→ **Prompt**: Select every line below containing the word "思想道德与法治".
● ● ●
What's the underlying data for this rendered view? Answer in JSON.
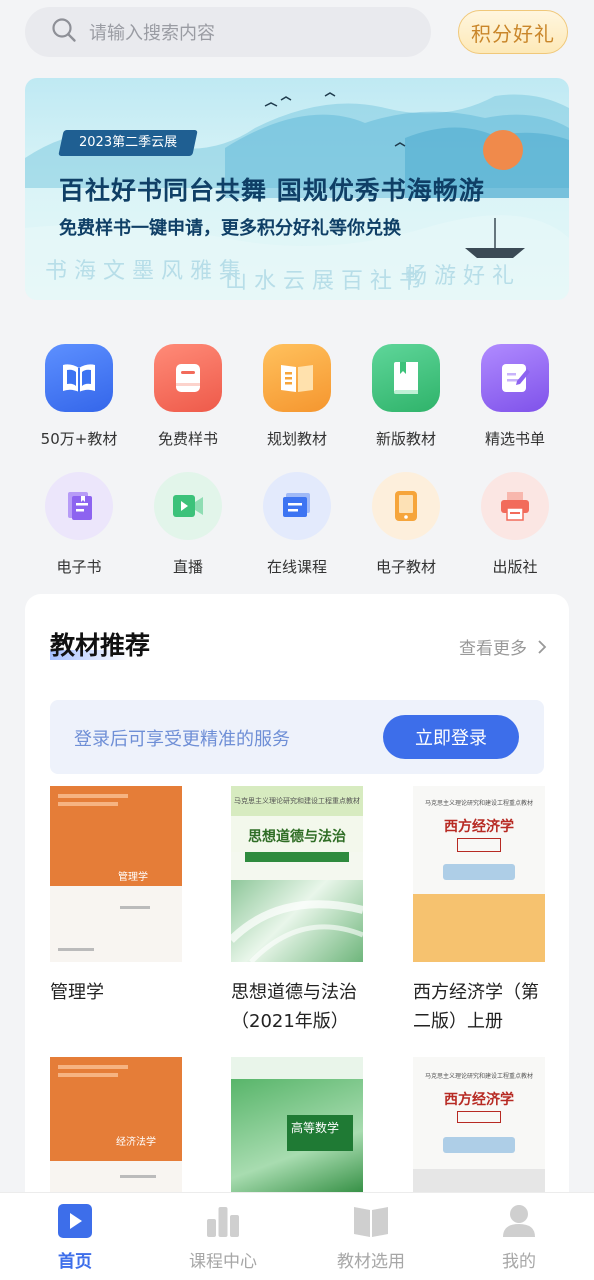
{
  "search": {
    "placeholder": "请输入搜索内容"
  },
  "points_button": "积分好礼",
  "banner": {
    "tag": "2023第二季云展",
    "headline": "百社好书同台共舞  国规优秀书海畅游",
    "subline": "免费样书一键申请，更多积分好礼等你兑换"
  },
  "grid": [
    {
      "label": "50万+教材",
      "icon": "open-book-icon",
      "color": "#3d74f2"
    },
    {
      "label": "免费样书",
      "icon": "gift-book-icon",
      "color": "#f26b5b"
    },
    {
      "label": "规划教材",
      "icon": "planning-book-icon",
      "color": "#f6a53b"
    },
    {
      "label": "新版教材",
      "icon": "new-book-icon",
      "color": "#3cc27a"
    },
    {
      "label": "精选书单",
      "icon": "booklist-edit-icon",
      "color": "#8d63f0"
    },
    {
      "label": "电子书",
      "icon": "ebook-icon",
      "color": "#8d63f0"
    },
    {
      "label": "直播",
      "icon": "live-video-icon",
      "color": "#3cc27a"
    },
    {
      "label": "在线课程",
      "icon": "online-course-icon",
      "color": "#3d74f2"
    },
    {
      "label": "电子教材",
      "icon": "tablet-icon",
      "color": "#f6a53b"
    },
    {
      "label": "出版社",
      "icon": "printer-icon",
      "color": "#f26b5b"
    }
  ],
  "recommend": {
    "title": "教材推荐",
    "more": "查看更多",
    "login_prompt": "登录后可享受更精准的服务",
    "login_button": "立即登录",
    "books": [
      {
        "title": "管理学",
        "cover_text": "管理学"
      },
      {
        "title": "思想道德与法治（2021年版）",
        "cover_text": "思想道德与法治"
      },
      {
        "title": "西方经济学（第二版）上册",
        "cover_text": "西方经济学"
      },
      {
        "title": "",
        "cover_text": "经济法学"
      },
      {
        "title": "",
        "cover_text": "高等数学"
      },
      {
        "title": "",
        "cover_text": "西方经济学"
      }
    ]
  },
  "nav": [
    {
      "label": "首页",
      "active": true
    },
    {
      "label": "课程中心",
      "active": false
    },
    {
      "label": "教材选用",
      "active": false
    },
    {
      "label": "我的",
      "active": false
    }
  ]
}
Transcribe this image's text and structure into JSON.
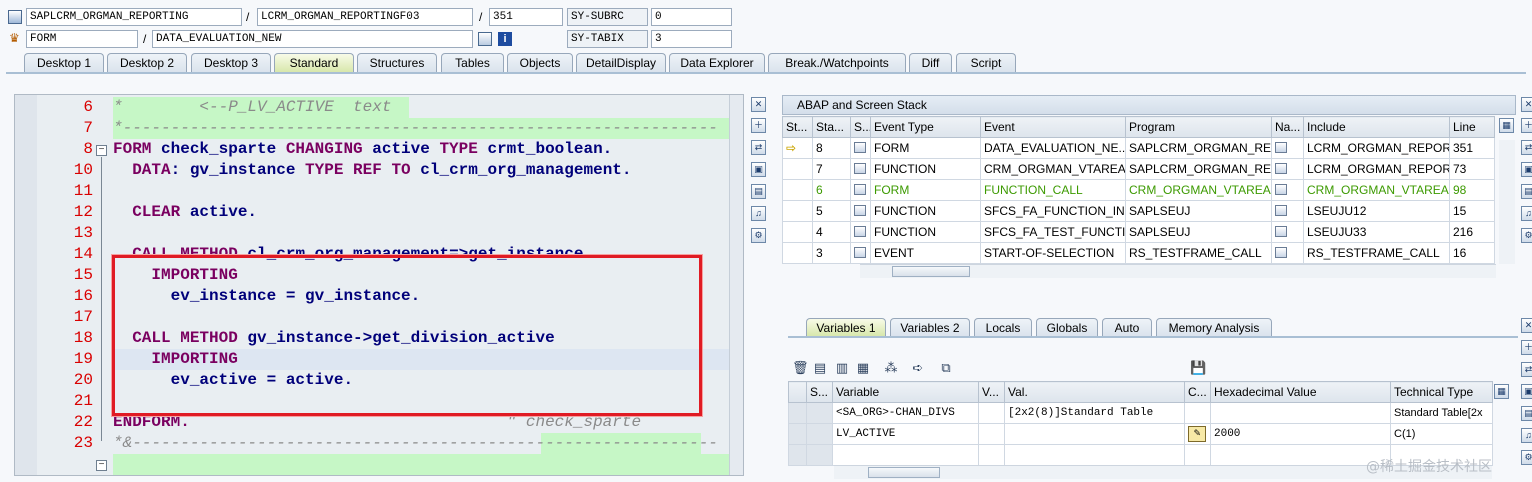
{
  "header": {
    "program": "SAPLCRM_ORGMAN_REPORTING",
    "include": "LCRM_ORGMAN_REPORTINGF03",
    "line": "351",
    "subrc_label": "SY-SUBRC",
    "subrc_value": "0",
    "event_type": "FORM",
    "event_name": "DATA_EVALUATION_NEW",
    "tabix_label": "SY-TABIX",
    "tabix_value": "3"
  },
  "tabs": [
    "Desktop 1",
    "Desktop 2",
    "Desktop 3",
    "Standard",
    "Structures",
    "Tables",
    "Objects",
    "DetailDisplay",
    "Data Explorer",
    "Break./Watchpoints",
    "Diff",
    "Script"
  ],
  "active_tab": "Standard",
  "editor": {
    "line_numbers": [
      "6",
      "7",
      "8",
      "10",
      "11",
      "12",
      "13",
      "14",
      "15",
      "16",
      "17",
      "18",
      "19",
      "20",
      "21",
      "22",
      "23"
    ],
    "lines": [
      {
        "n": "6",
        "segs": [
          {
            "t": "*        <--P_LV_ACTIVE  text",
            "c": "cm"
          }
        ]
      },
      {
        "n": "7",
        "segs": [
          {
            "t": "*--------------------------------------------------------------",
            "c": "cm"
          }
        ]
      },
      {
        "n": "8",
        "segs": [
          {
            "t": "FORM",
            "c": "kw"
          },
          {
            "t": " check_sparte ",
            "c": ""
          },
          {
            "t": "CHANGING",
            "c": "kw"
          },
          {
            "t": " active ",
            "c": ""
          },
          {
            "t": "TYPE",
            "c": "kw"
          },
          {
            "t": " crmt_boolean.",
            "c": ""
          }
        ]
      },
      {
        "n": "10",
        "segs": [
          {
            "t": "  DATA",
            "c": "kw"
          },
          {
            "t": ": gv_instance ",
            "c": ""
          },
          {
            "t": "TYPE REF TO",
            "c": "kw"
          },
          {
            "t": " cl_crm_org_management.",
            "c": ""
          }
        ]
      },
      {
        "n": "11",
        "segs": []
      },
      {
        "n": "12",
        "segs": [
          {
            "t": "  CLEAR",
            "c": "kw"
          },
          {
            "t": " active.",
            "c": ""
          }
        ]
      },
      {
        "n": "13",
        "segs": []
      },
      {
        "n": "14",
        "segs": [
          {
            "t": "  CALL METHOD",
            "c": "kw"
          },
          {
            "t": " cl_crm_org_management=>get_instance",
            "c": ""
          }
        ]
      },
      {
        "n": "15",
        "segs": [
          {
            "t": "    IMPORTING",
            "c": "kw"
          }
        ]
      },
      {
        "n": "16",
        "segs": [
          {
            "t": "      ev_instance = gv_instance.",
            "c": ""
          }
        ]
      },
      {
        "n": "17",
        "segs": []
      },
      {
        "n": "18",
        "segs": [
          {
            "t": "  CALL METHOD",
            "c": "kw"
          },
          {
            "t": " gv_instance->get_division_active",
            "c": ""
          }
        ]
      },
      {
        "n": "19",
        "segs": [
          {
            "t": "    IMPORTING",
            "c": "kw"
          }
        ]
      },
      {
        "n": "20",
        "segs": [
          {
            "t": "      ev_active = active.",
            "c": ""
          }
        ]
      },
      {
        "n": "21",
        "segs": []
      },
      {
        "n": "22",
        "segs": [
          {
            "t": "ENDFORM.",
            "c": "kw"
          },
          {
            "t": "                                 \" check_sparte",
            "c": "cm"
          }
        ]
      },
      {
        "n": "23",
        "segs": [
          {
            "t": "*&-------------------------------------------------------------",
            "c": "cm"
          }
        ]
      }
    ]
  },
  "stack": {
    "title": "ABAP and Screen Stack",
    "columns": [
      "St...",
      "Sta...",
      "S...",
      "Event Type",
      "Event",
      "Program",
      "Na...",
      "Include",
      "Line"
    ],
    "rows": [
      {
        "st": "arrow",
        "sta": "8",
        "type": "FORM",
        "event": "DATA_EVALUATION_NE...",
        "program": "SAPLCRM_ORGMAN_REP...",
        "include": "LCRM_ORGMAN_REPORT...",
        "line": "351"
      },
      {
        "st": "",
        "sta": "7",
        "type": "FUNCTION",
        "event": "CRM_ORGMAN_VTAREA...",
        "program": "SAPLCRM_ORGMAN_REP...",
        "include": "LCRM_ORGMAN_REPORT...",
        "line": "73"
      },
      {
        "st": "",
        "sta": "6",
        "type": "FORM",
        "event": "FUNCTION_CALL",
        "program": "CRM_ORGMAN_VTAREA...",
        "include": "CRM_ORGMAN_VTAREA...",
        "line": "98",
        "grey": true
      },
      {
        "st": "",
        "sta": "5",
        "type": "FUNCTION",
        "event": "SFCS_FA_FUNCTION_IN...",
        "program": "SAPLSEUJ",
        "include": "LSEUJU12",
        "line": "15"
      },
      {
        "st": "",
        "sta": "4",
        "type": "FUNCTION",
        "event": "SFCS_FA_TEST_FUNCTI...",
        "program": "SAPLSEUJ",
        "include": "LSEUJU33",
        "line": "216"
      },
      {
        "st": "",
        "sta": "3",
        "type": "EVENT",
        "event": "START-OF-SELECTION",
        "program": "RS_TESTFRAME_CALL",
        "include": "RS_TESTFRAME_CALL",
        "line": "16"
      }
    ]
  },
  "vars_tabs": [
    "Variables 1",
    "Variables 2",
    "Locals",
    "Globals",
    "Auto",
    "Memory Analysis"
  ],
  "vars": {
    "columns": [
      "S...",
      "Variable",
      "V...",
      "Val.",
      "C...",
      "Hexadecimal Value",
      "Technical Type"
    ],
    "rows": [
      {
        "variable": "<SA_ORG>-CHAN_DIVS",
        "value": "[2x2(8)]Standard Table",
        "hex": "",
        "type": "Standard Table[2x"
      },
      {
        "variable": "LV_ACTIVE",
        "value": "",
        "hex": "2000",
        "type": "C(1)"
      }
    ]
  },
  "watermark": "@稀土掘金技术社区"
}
● ● ●
→ **Result of the task**:
        "title": "思想道德与法治（2021年版）",
        "cover_text": "思想道德与法治"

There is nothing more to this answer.